- Data in this exercise:
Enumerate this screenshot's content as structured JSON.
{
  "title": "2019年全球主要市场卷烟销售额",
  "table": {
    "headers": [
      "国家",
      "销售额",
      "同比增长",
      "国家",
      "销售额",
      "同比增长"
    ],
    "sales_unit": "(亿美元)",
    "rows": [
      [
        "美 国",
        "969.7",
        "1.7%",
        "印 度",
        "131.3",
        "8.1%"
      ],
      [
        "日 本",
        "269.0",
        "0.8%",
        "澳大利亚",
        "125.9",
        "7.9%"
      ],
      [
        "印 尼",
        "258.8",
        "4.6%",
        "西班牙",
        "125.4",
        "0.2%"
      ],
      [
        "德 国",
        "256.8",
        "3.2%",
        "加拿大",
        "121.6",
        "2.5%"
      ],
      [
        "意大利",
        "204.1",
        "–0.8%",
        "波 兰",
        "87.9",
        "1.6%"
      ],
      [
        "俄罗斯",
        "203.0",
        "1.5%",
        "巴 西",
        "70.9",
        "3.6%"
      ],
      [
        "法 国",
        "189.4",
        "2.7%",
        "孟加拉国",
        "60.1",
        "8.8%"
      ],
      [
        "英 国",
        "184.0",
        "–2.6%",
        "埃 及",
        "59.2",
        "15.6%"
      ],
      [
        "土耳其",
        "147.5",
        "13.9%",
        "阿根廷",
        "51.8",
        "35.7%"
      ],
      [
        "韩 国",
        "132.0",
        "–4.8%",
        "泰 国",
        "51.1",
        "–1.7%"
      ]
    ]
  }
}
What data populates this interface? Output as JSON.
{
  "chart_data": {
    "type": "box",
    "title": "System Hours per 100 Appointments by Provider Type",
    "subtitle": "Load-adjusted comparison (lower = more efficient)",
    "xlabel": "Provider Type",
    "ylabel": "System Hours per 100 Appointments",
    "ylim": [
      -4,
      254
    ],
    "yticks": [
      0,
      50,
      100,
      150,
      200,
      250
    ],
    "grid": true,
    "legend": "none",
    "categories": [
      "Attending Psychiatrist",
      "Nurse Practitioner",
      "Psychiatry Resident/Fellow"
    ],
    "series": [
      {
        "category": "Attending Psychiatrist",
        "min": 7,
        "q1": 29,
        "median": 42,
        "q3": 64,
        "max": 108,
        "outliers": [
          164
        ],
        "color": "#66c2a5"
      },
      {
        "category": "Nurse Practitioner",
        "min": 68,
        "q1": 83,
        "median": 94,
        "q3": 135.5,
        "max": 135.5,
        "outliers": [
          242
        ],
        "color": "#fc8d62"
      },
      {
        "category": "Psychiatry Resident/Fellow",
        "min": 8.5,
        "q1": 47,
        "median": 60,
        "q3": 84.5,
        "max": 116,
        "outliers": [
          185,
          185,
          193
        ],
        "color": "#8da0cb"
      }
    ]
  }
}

- Task: Exactly as shown above, return every record.

- Exercise output:
Enumerate this screenshot's content as structured JSON.
{
  "title": "2019年全球主要市场卷烟销售额",
  "table": {
    "headers": [
      "国家",
      "销售额",
      "同比增长",
      "国家",
      "销售额",
      "同比增长"
    ],
    "sales_unit": "(亿美元)",
    "rows": [
      [
        "美 国",
        "969.7",
        "1.7%",
        "印 度",
        "131.3",
        "8.1%"
      ],
      [
        "日 本",
        "269.0",
        "0.8%",
        "澳大利亚",
        "125.9",
        "7.9%"
      ],
      [
        "印 尼",
        "258.8",
        "4.6%",
        "西班牙",
        "125.4",
        "0.2%"
      ],
      [
        "德 国",
        "256.8",
        "3.2%",
        "加拿大",
        "121.6",
        "2.5%"
      ],
      [
        "意大利",
        "204.1",
        "–0.8%",
        "波 兰",
        "87.9",
        "1.6%"
      ],
      [
        "俄罗斯",
        "203.0",
        "1.5%",
        "巴 西",
        "70.9",
        "3.6%"
      ],
      [
        "法 国",
        "189.4",
        "2.7%",
        "孟加拉国",
        "60.1",
        "8.8%"
      ],
      [
        "英 国",
        "184.0",
        "–2.6%",
        "埃 及",
        "59.2",
        "15.6%"
      ],
      [
        "土耳其",
        "147.5",
        "13.9%",
        "阿根廷",
        "51.8",
        "35.7%"
      ],
      [
        "韩 国",
        "132.0",
        "–4.8%",
        "泰 国",
        "51.1",
        "–1.7%"
      ]
    ]
  }
}
What data populates this interface? Output as JSON.
{
  "chart_data": {
    "type": "box",
    "title": "System Hours per 100 Appointments by Provider Type",
    "subtitle": "Load-adjusted comparison (lower = more efficient)",
    "xlabel": "Provider Type",
    "ylabel": "System Hours per 100 Appointments",
    "ylim": [
      -4,
      254
    ],
    "yticks": [
      0,
      50,
      100,
      150,
      200,
      250
    ],
    "grid": true,
    "legend": "none",
    "categories": [
      "Attending Psychiatrist",
      "Nurse Practitioner",
      "Psychiatry Resident/Fellow"
    ],
    "series": [
      {
        "category": "Attending Psychiatrist",
        "min": 7,
        "q1": 29,
        "median": 42,
        "q3": 64,
        "max": 108,
        "outliers": [
          164
        ],
        "color": "#66c2a5"
      },
      {
        "category": "Nurse Practitioner",
        "min": 68,
        "q1": 83,
        "median": 94,
        "q3": 135.5,
        "max": 135.5,
        "outliers": [
          242
        ],
        "color": "#fc8d62"
      },
      {
        "category": "Psychiatry Resident/Fellow",
        "min": 8.5,
        "q1": 47,
        "median": 60,
        "q3": 84.5,
        "max": 116,
        "outliers": [
          185,
          185,
          193
        ],
        "color": "#8da0cb"
      }
    ]
  }
}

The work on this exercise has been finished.